» What to do
Locate the string "this" in the listing below. Copy every line where it is found.

» Data to process
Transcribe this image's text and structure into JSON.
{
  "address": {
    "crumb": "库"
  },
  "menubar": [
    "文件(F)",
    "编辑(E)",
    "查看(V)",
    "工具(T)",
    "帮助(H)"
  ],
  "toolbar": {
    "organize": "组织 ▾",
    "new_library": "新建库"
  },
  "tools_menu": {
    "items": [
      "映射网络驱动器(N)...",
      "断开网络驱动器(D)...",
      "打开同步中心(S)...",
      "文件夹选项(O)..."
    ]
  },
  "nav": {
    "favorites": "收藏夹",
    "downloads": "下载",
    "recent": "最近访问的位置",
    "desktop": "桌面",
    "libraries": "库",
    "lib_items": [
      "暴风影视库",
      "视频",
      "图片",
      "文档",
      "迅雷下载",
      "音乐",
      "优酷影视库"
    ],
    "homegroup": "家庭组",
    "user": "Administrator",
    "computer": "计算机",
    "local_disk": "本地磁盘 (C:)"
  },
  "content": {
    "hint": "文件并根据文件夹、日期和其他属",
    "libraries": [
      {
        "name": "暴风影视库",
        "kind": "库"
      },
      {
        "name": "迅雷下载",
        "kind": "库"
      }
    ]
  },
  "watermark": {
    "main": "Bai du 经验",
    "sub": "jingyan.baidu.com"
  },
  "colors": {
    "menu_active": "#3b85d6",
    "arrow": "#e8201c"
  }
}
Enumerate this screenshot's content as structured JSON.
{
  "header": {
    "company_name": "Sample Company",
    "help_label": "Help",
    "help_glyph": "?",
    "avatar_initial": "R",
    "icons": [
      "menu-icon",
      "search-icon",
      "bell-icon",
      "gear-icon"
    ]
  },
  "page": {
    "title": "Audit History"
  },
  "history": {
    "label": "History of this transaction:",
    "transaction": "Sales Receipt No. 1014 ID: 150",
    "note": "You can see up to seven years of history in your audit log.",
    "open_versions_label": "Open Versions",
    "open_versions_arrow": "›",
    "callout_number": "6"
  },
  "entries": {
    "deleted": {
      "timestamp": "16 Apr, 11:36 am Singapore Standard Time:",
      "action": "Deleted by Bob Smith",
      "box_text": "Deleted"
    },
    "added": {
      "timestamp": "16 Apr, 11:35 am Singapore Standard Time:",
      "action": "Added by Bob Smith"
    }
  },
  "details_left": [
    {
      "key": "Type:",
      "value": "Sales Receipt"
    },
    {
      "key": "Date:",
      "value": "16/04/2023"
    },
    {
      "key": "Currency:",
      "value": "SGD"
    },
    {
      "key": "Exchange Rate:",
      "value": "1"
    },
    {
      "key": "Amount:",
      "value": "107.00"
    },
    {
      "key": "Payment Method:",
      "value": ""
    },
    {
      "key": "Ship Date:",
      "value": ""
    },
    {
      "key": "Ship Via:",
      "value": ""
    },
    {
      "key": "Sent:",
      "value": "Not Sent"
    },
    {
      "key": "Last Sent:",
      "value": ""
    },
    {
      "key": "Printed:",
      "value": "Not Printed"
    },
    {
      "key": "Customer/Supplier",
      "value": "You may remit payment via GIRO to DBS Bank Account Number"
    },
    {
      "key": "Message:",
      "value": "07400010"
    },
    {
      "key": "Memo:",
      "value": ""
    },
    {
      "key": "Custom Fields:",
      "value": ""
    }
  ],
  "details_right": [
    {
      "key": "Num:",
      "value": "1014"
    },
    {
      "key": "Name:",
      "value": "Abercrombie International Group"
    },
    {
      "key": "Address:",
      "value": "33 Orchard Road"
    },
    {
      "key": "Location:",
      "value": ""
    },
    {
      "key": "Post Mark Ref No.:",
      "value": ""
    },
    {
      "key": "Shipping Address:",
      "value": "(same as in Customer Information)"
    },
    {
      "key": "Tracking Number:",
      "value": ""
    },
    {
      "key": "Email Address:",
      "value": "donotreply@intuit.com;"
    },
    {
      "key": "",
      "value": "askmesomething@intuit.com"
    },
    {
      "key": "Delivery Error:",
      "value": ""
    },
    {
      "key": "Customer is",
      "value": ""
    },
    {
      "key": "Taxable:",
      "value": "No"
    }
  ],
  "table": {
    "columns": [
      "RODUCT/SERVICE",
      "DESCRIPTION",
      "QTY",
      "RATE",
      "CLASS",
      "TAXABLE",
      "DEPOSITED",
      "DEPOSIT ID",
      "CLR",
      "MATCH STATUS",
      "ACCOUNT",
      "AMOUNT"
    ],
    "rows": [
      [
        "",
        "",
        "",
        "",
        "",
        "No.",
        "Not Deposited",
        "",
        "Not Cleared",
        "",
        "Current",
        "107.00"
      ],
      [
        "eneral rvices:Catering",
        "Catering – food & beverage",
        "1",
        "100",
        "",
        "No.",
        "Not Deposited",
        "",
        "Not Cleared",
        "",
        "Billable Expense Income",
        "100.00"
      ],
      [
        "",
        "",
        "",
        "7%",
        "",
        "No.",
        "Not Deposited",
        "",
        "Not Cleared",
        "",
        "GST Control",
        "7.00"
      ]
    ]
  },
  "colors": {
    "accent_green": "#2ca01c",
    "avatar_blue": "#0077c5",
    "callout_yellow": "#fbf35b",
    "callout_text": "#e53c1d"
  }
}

» Expected answer
Transcribe this image's text and structure into JSON.
Enumerate this screenshot's content as structured JSON.
    "label": "History of this transaction:",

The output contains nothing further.